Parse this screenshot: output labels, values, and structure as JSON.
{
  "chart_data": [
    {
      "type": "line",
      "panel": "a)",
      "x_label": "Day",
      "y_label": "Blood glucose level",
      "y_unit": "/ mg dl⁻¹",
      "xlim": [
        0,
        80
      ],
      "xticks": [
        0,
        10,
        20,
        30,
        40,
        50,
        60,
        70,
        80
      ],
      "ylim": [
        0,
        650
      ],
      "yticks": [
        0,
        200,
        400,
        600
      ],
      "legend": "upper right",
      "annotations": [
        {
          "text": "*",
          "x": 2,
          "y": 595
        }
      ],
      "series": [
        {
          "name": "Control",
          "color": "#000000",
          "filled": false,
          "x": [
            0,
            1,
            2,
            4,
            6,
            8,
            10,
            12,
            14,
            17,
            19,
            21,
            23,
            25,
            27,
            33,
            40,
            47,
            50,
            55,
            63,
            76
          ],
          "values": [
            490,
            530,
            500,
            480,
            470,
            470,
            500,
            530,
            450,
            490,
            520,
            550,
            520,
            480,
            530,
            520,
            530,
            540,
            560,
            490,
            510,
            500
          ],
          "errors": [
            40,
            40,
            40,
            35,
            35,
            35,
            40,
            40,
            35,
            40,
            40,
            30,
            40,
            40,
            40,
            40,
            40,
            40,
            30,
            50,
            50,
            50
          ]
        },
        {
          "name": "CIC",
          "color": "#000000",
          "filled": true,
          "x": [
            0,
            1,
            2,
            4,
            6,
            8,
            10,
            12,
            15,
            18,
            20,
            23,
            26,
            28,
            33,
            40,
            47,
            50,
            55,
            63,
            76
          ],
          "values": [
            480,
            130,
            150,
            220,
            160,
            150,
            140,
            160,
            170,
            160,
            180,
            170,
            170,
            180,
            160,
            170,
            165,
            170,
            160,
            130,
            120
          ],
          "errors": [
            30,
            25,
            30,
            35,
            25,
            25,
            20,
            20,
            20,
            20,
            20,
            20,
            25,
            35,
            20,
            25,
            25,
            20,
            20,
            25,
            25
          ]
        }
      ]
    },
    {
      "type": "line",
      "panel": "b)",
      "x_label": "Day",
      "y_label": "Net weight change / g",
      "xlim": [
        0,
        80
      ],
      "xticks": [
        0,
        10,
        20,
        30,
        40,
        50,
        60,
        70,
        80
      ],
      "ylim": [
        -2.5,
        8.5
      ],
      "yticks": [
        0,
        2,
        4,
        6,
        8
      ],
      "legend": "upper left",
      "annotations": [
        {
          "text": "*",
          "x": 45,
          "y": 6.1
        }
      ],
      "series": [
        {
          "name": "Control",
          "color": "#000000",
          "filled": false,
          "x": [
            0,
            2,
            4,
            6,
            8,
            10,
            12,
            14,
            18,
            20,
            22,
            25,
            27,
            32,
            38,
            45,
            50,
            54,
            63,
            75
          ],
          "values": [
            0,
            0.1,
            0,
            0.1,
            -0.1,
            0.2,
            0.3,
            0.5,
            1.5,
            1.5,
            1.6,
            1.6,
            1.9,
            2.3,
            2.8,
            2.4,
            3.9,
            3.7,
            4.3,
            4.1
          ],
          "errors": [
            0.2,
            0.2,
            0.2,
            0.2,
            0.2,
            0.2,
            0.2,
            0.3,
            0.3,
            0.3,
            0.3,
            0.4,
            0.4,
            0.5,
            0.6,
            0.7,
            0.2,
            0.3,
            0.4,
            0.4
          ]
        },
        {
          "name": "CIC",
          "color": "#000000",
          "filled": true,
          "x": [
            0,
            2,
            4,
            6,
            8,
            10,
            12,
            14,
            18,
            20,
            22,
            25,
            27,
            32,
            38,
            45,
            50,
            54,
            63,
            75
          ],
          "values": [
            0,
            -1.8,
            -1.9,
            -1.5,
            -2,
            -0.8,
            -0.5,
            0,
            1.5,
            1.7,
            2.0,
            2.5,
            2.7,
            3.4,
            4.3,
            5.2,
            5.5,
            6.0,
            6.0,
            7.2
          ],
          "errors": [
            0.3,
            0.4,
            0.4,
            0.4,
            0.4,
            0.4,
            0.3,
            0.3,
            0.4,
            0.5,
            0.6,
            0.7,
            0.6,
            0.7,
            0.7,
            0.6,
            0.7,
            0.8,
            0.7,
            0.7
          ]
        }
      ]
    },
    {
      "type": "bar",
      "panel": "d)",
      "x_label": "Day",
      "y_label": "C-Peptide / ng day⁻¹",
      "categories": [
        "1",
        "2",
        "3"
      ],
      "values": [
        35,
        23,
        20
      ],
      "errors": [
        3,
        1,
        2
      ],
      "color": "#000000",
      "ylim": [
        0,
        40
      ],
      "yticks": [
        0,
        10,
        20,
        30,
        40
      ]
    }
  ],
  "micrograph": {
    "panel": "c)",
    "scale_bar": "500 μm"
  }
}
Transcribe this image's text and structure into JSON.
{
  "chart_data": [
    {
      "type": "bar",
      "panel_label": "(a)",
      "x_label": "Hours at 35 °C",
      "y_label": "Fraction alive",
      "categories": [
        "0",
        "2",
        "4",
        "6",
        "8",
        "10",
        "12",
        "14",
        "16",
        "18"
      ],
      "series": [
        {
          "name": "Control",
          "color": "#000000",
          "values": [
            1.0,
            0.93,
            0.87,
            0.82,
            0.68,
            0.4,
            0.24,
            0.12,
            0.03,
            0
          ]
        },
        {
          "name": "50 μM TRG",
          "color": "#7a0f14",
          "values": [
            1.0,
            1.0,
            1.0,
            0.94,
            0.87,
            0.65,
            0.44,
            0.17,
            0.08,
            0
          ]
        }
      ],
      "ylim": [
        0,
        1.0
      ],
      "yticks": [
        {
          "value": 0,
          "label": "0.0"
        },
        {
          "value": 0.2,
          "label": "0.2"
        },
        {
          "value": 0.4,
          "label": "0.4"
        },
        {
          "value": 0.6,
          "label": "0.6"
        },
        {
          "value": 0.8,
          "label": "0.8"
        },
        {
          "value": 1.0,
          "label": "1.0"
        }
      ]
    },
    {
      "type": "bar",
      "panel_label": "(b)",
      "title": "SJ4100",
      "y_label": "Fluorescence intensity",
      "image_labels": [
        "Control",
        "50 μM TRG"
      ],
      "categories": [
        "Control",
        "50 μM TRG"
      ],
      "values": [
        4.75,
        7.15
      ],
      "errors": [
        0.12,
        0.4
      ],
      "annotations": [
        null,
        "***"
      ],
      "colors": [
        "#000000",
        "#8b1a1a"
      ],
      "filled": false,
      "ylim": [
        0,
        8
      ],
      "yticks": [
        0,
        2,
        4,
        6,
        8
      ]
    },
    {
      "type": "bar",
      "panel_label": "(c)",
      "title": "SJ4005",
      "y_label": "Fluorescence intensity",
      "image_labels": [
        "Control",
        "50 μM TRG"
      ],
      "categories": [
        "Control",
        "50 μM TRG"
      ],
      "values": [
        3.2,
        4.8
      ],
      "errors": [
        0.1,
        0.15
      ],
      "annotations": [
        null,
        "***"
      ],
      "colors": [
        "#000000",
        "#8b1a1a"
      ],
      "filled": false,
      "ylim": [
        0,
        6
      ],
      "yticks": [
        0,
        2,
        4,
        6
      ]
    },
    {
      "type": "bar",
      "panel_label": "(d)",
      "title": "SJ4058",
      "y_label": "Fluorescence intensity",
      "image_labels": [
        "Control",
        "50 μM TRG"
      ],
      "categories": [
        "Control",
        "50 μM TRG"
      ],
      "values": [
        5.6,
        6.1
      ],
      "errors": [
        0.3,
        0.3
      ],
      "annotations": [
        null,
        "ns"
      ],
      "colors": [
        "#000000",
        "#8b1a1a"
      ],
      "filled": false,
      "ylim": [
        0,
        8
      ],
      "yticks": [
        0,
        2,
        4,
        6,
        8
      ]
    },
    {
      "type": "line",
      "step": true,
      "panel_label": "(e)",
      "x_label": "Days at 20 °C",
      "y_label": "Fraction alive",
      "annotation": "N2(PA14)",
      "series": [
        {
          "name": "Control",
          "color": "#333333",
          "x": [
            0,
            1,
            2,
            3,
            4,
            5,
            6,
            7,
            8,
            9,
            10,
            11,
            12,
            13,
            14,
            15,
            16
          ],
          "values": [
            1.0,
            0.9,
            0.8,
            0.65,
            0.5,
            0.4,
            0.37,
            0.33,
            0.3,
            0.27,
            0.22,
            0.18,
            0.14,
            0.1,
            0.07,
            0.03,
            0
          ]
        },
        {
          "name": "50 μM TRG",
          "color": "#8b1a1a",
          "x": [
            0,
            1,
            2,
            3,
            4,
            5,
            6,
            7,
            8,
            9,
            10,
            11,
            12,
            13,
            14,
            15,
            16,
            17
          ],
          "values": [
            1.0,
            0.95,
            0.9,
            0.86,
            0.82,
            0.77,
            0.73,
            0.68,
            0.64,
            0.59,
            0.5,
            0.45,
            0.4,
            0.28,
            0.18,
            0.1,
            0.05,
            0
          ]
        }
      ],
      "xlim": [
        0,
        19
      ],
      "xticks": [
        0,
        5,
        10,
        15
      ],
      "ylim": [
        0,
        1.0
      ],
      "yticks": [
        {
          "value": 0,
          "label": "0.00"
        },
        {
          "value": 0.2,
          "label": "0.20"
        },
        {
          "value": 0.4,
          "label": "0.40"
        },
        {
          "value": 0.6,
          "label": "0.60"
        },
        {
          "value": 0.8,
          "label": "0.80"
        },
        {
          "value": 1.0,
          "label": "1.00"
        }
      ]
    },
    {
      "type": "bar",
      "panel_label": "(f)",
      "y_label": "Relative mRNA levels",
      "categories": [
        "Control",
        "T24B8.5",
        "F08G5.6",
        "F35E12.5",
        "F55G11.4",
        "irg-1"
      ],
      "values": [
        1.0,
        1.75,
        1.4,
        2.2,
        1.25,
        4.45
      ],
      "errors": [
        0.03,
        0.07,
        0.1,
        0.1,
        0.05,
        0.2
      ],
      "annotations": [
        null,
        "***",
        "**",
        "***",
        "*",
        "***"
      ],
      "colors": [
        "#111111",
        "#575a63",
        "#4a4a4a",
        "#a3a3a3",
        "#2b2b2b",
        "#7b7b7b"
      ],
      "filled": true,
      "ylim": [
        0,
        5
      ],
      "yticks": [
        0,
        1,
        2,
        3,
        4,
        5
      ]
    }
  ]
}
⁂
* Activity: Where a line of the records holds the word "this", copy that line.

* Reply:
Parse this screenshot: output labels, values, and structure as JSON.
Transcribe this image's text and structure into JSON.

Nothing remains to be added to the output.